— start Entries provided —

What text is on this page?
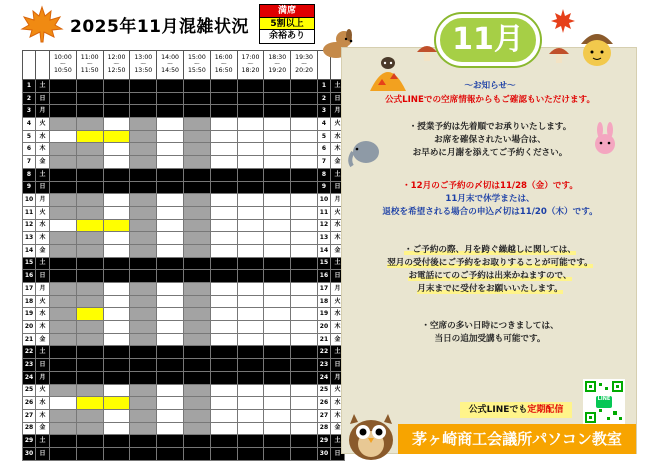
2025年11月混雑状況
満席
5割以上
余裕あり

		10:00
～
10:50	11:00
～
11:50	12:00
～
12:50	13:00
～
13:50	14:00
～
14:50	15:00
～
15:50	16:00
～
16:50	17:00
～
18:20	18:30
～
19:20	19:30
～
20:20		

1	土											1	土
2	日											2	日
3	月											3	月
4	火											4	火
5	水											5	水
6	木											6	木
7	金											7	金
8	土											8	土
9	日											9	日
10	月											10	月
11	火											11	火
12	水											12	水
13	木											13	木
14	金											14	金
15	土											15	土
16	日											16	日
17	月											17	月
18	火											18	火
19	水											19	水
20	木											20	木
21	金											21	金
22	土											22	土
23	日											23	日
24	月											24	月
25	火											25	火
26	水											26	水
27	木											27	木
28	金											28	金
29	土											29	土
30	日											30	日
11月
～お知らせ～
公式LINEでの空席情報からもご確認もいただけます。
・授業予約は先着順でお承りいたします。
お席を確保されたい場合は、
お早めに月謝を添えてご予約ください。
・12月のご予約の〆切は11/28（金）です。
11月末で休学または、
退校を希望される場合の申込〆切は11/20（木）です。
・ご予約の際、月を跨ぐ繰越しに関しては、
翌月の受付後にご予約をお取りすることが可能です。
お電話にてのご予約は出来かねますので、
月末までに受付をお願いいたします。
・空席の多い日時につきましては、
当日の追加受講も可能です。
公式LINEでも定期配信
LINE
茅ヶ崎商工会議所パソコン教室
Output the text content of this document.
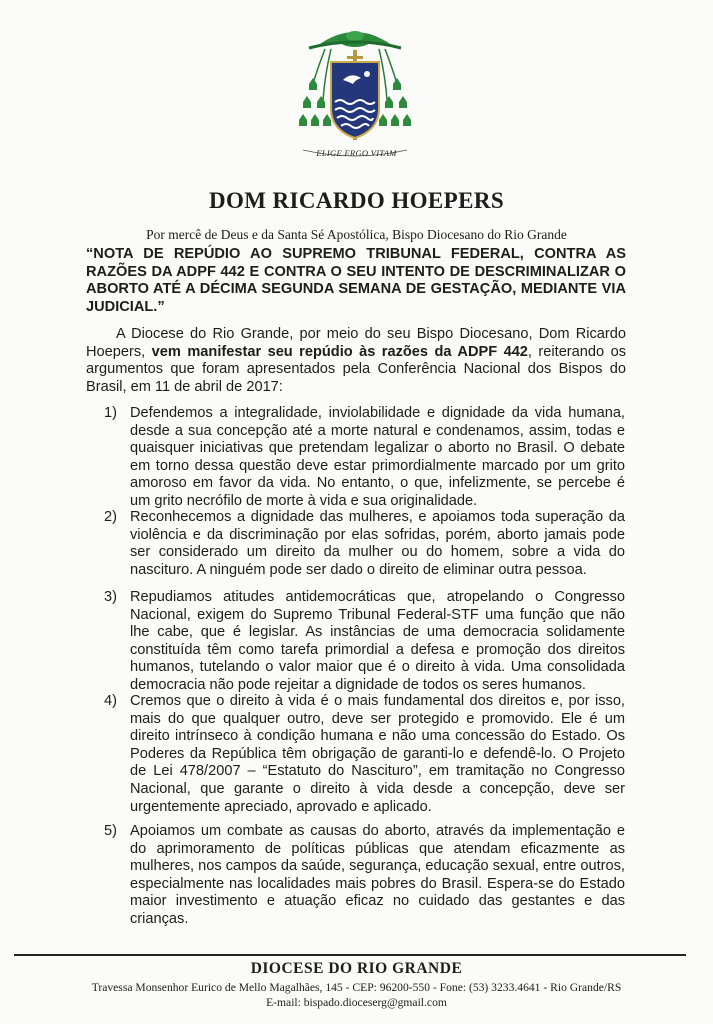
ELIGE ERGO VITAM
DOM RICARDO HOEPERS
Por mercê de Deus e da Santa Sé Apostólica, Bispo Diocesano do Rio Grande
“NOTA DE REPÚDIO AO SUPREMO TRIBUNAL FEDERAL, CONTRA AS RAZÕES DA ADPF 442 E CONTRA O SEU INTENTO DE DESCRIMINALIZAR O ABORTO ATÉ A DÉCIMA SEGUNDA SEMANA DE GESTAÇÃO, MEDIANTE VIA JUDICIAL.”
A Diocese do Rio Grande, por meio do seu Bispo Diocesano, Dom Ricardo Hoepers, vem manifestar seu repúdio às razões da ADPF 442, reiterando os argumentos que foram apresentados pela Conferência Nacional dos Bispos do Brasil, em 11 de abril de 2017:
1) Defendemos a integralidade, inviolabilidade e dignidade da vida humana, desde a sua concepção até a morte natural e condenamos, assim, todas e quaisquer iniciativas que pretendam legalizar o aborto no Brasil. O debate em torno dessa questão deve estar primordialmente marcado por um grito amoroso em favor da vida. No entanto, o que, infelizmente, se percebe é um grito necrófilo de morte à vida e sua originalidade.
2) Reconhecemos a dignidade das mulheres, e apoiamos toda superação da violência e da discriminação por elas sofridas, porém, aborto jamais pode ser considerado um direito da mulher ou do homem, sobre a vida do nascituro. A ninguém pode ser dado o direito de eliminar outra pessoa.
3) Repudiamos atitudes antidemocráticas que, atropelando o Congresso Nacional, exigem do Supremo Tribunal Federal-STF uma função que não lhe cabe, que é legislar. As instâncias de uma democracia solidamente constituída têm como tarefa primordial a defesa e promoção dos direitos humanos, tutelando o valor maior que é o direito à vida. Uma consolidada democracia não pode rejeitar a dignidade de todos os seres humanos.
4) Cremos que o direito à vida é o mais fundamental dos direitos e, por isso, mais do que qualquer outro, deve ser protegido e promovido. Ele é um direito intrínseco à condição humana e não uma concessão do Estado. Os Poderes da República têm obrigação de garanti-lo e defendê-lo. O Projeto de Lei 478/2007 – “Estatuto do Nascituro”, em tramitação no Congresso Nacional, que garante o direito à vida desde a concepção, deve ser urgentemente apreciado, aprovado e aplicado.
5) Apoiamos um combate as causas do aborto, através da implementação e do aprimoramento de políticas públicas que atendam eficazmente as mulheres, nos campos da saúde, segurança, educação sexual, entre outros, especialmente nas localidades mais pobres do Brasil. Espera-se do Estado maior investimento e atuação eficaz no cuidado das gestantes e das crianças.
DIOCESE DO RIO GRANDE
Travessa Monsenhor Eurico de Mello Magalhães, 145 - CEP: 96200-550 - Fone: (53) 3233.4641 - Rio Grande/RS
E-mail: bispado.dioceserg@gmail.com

— end Entries provided —
— start Entries provided —

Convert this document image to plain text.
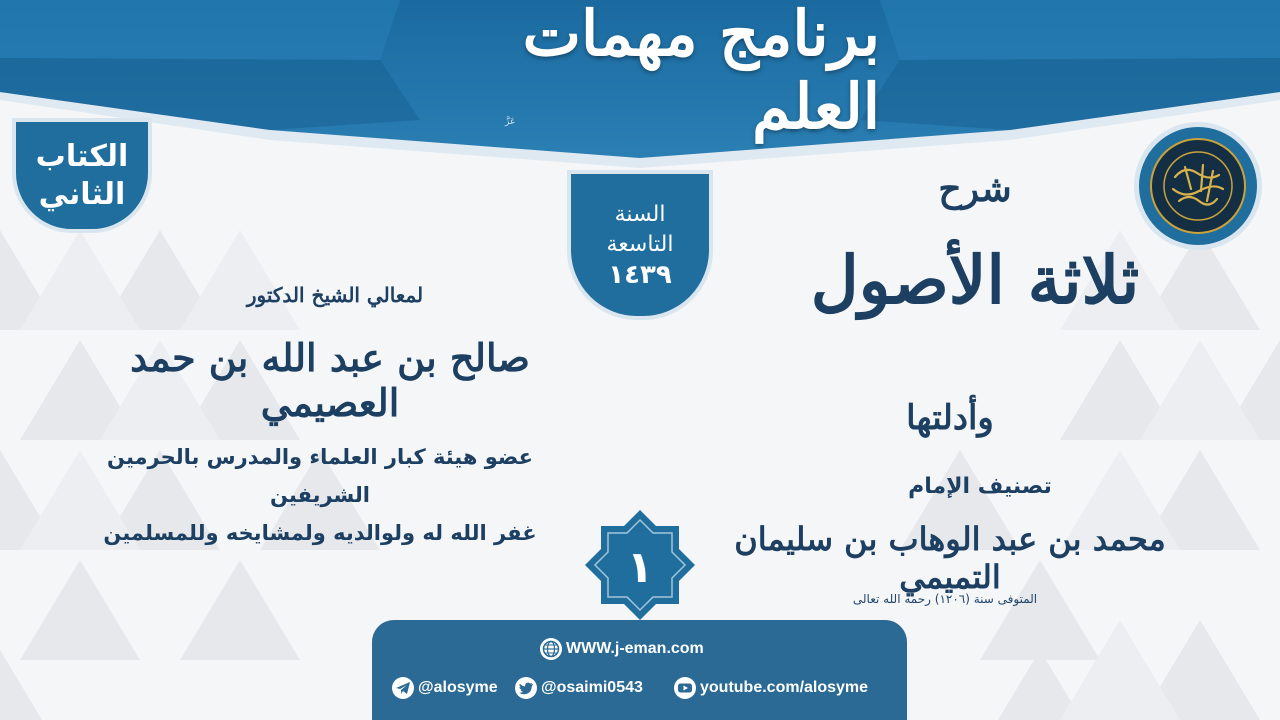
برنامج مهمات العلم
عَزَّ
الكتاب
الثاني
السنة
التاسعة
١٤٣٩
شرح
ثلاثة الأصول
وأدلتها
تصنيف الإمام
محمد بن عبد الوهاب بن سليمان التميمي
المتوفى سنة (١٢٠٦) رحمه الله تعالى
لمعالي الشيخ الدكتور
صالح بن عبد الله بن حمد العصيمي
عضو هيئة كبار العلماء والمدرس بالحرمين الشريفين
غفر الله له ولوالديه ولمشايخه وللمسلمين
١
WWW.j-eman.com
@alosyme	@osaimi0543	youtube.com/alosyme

— end Entries provided —

Instruction >> Scan the material above. Copy each line where "document" occurs.

Answer for the task >>
Output the text content of this document.
Convert this document image to plain text.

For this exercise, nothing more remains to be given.